### Exercise description:
Write every line out verbatim and omit the pictures.

### Source material:
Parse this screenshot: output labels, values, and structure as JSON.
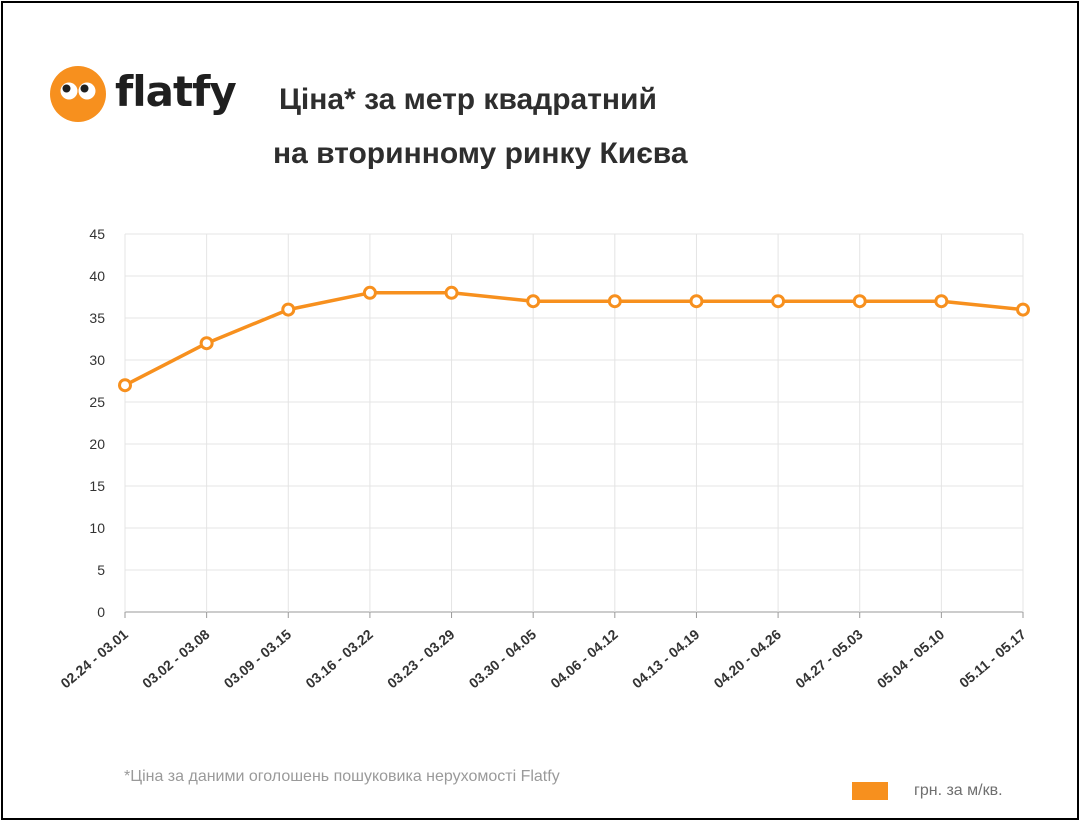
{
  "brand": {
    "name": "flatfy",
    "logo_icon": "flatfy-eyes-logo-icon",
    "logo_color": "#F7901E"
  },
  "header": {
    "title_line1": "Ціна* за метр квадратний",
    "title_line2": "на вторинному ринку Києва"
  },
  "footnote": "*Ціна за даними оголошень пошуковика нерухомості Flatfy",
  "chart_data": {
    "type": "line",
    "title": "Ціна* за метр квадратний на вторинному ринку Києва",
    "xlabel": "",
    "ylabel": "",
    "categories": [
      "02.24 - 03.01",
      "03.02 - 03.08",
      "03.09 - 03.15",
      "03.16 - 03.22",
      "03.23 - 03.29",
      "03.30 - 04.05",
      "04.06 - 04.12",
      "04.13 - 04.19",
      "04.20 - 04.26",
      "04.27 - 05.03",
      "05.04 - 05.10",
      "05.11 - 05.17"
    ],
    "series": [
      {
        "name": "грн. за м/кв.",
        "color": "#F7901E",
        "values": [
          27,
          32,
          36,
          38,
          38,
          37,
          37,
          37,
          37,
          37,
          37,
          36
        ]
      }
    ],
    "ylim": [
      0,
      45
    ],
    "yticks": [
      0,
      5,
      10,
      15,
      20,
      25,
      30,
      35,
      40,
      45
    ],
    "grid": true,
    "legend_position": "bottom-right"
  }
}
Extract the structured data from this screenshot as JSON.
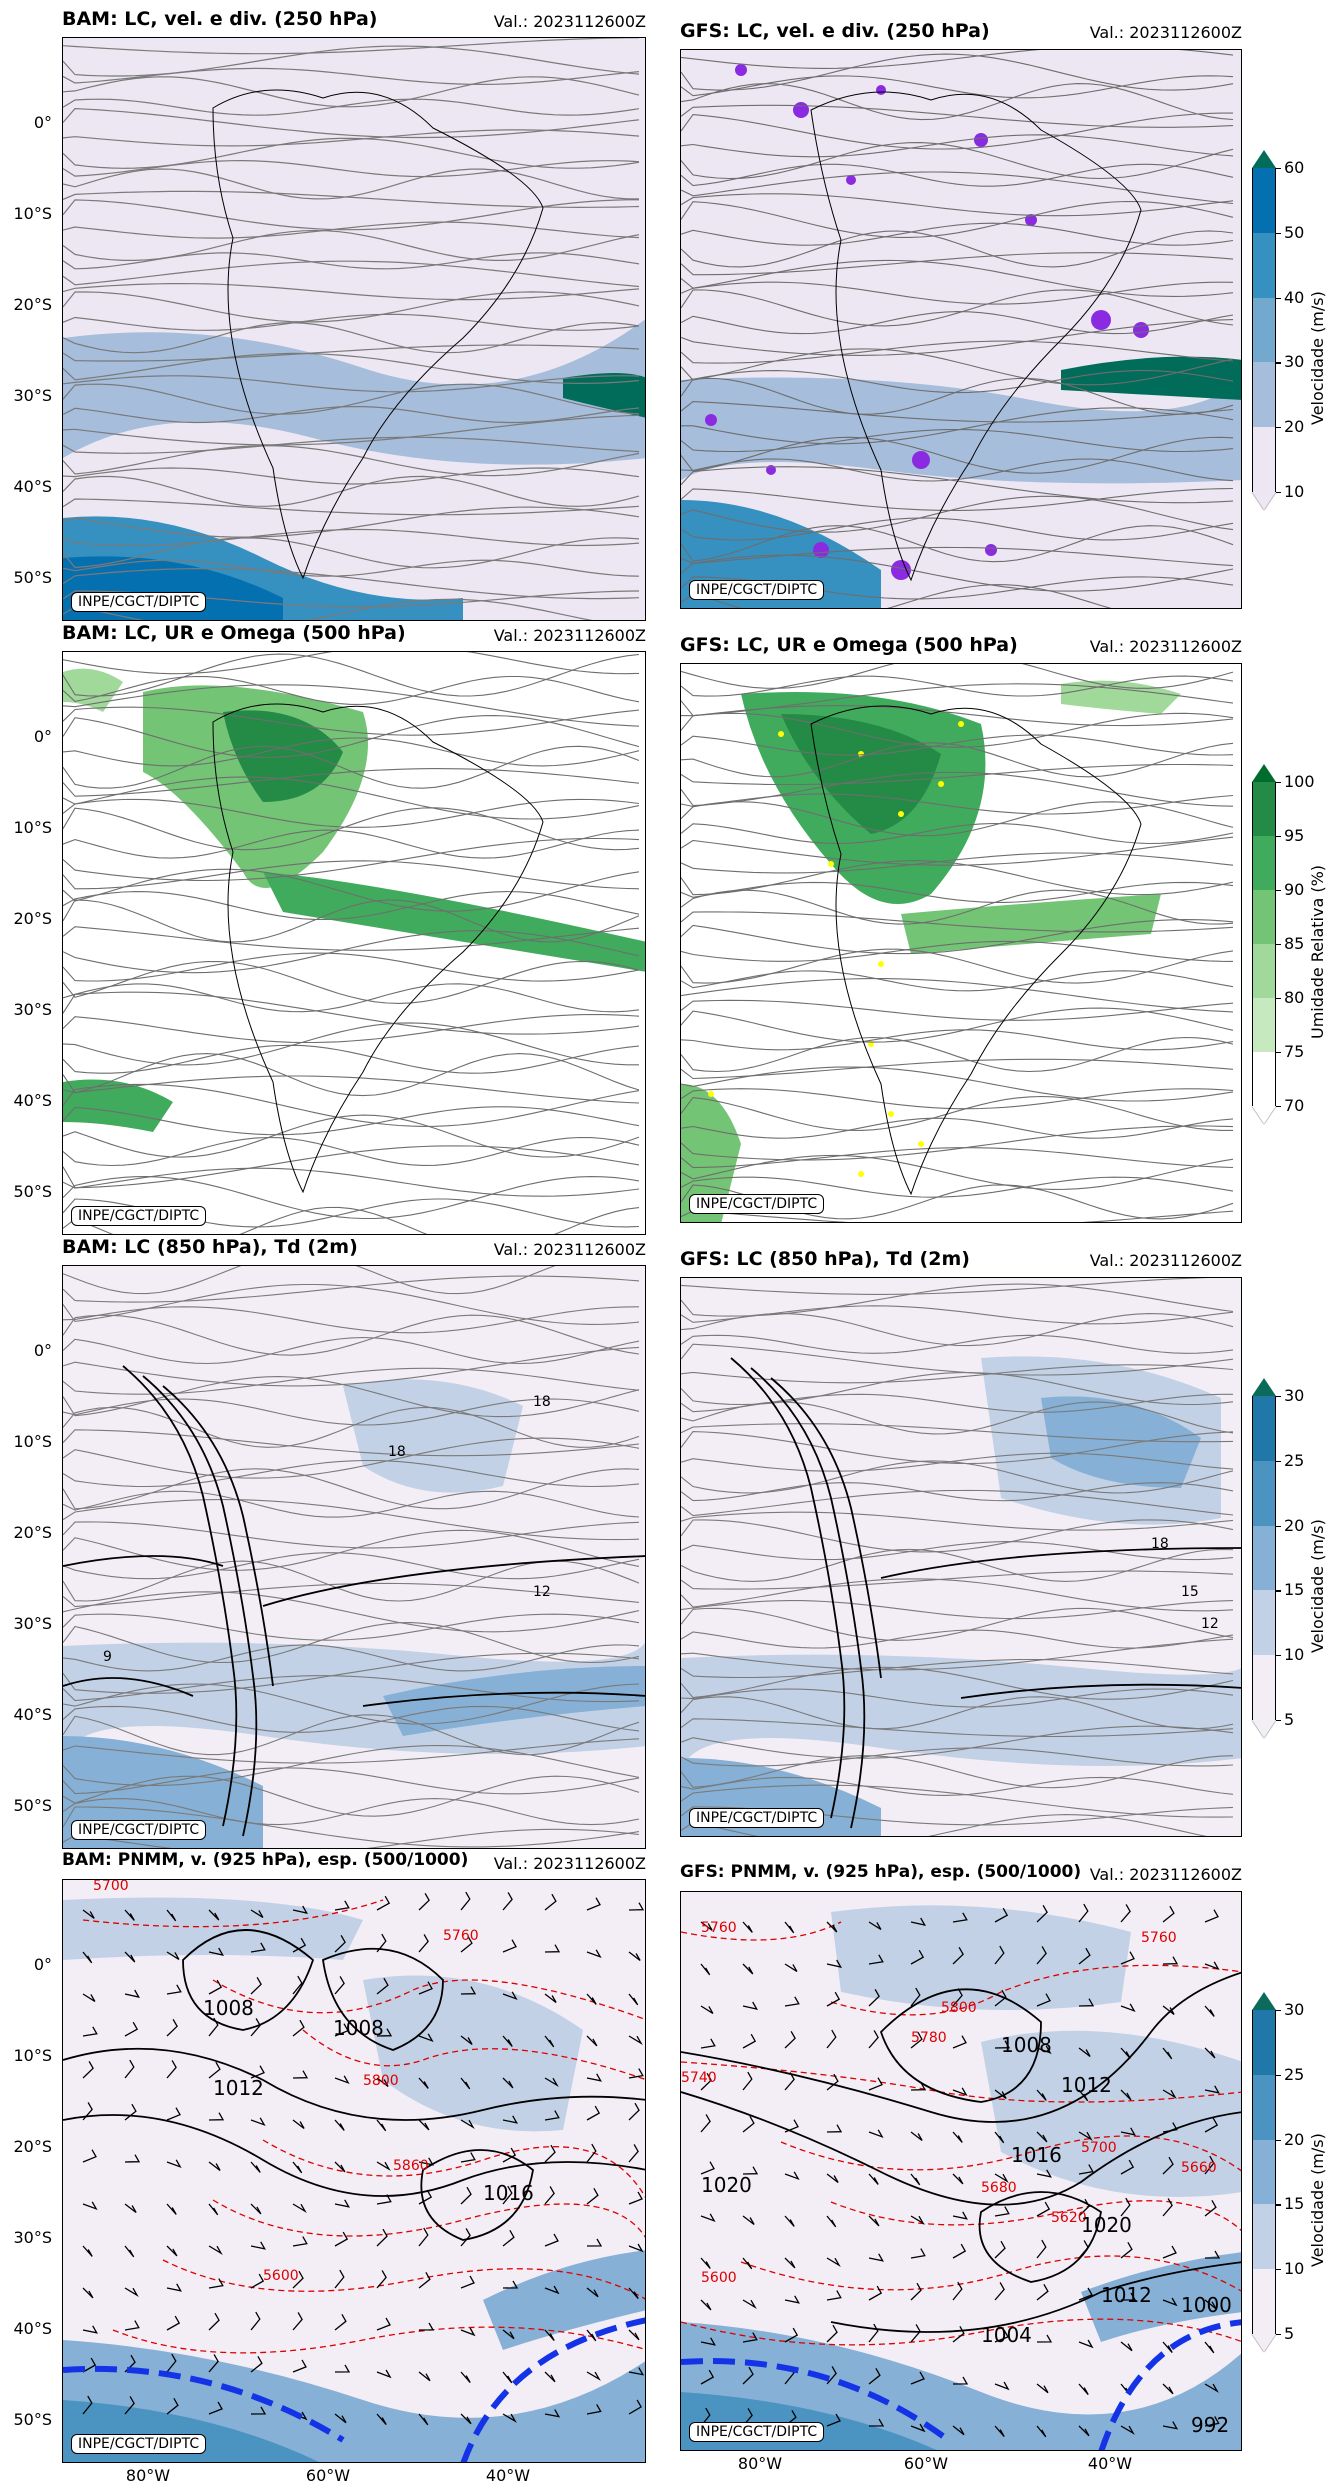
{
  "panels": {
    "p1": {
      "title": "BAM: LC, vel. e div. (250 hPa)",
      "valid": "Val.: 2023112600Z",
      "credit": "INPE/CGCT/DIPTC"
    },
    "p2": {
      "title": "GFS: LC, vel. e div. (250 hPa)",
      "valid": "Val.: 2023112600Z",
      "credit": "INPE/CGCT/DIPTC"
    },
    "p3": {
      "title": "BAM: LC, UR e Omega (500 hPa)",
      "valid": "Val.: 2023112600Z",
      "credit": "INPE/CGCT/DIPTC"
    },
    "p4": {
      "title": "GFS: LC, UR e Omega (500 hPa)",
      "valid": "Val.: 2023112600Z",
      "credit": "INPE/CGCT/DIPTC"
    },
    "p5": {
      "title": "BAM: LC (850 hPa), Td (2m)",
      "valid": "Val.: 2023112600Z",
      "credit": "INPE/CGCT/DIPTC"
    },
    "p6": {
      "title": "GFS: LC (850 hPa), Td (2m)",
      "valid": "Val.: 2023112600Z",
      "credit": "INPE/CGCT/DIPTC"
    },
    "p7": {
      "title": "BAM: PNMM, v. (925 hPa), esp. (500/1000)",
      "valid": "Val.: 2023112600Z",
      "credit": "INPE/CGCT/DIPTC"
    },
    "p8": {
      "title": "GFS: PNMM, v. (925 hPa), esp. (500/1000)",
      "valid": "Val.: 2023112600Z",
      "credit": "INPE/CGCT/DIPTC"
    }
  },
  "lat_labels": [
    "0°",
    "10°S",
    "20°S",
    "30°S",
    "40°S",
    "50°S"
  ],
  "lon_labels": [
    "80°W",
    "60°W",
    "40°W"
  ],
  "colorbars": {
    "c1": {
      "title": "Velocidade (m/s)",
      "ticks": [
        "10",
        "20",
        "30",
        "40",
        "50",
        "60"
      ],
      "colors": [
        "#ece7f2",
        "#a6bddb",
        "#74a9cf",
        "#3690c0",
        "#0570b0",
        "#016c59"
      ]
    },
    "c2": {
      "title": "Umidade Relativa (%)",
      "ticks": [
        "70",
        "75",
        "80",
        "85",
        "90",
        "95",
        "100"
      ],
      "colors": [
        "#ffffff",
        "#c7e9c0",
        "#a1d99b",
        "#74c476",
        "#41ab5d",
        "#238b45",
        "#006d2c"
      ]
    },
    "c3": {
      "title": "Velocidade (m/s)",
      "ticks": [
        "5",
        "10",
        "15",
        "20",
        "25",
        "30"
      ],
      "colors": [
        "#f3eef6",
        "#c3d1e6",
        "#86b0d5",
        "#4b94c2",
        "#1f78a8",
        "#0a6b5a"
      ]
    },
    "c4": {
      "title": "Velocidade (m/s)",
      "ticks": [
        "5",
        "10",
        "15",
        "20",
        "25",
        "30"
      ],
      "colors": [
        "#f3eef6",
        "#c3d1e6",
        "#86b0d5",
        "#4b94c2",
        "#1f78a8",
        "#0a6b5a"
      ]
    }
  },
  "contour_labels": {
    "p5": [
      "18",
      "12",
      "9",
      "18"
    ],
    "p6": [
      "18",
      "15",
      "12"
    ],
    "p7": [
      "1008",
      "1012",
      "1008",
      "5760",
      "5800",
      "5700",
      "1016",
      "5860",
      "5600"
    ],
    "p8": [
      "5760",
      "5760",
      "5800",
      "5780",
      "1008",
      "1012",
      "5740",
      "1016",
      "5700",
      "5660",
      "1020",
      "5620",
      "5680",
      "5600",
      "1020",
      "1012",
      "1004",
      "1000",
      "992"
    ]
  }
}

### Full solution:
Parse this screenshot: output labels, values, and structure as JSON.
{
  "brand": {
    "name": "flatfy",
    "logo_icon": "flatfy-eyes-logo-icon",
    "logo_color": "#F7901E"
  },
  "header": {
    "title_line1": "Ціна* за метр квадратний",
    "title_line2": "на вторинному ринку Києва"
  },
  "footnote": "*Ціна за даними оголошень пошуковика нерухомості Flatfy",
  "chart_data": {
    "type": "line",
    "title": "Ціна* за метр квадратний на вторинному ринку Києва",
    "xlabel": "",
    "ylabel": "",
    "categories": [
      "02.24 - 03.01",
      "03.02 - 03.08",
      "03.09 - 03.15",
      "03.16 - 03.22",
      "03.23 - 03.29",
      "03.30 - 04.05",
      "04.06 - 04.12",
      "04.13 - 04.19",
      "04.20 - 04.26",
      "04.27 - 05.03",
      "05.04 - 05.10",
      "05.11 - 05.17"
    ],
    "series": [
      {
        "name": "грн. за м/кв.",
        "color": "#F7901E",
        "values": [
          27,
          32,
          36,
          38,
          38,
          37,
          37,
          37,
          37,
          37,
          37,
          36
        ]
      }
    ],
    "ylim": [
      0,
      45
    ],
    "yticks": [
      0,
      5,
      10,
      15,
      20,
      25,
      30,
      35,
      40,
      45
    ],
    "grid": true,
    "legend_position": "bottom-right"
  }
}
Extract the structured data from this screenshot as JSON.
{
  "panels": {
    "p1": {
      "title": "BAM: LC, vel. e div. (250 hPa)",
      "valid": "Val.: 2023112600Z",
      "credit": "INPE/CGCT/DIPTC"
    },
    "p2": {
      "title": "GFS: LC, vel. e div. (250 hPa)",
      "valid": "Val.: 2023112600Z",
      "credit": "INPE/CGCT/DIPTC"
    },
    "p3": {
      "title": "BAM: LC, UR e Omega (500 hPa)",
      "valid": "Val.: 2023112600Z",
      "credit": "INPE/CGCT/DIPTC"
    },
    "p4": {
      "title": "GFS: LC, UR e Omega (500 hPa)",
      "valid": "Val.: 2023112600Z",
      "credit": "INPE/CGCT/DIPTC"
    },
    "p5": {
      "title": "BAM: LC (850 hPa), Td (2m)",
      "valid": "Val.: 2023112600Z",
      "credit": "INPE/CGCT/DIPTC"
    },
    "p6": {
      "title": "GFS: LC (850 hPa), Td (2m)",
      "valid": "Val.: 2023112600Z",
      "credit": "INPE/CGCT/DIPTC"
    },
    "p7": {
      "title": "BAM: PNMM, v. (925 hPa), esp. (500/1000)",
      "valid": "Val.: 2023112600Z",
      "credit": "INPE/CGCT/DIPTC"
    },
    "p8": {
      "title": "GFS: PNMM, v. (925 hPa), esp. (500/1000)",
      "valid": "Val.: 2023112600Z",
      "credit": "INPE/CGCT/DIPTC"
    }
  },
  "lat_labels": [
    "0°",
    "10°S",
    "20°S",
    "30°S",
    "40°S",
    "50°S"
  ],
  "lon_labels": [
    "80°W",
    "60°W",
    "40°W"
  ],
  "colorbars": {
    "c1": {
      "title": "Velocidade (m/s)",
      "ticks": [
        "10",
        "20",
        "30",
        "40",
        "50",
        "60"
      ],
      "colors": [
        "#ece7f2",
        "#a6bddb",
        "#74a9cf",
        "#3690c0",
        "#0570b0",
        "#016c59"
      ]
    },
    "c2": {
      "title": "Umidade Relativa (%)",
      "ticks": [
        "70",
        "75",
        "80",
        "85",
        "90",
        "95",
        "100"
      ],
      "colors": [
        "#ffffff",
        "#c7e9c0",
        "#a1d99b",
        "#74c476",
        "#41ab5d",
        "#238b45",
        "#006d2c"
      ]
    },
    "c3": {
      "title": "Velocidade (m/s)",
      "ticks": [
        "5",
        "10",
        "15",
        "20",
        "25",
        "30"
      ],
      "colors": [
        "#f3eef6",
        "#c3d1e6",
        "#86b0d5",
        "#4b94c2",
        "#1f78a8",
        "#0a6b5a"
      ]
    },
    "c4": {
      "title": "Velocidade (m/s)",
      "ticks": [
        "5",
        "10",
        "15",
        "20",
        "25",
        "30"
      ],
      "colors": [
        "#f3eef6",
        "#c3d1e6",
        "#86b0d5",
        "#4b94c2",
        "#1f78a8",
        "#0a6b5a"
      ]
    }
  },
  "contour_labels": {
    "p5": [
      "18",
      "12",
      "9",
      "18"
    ],
    "p6": [
      "18",
      "15",
      "12"
    ],
    "p7": [
      "1008",
      "1012",
      "1008",
      "5760",
      "5800",
      "5700",
      "1016",
      "5860",
      "5600"
    ],
    "p8": [
      "5760",
      "5760",
      "5800",
      "5780",
      "1008",
      "1012",
      "5740",
      "1016",
      "5700",
      "5660",
      "1020",
      "5620",
      "5680",
      "5600",
      "1020",
      "1012",
      "1004",
      "1000",
      "992"
    ]
  }
}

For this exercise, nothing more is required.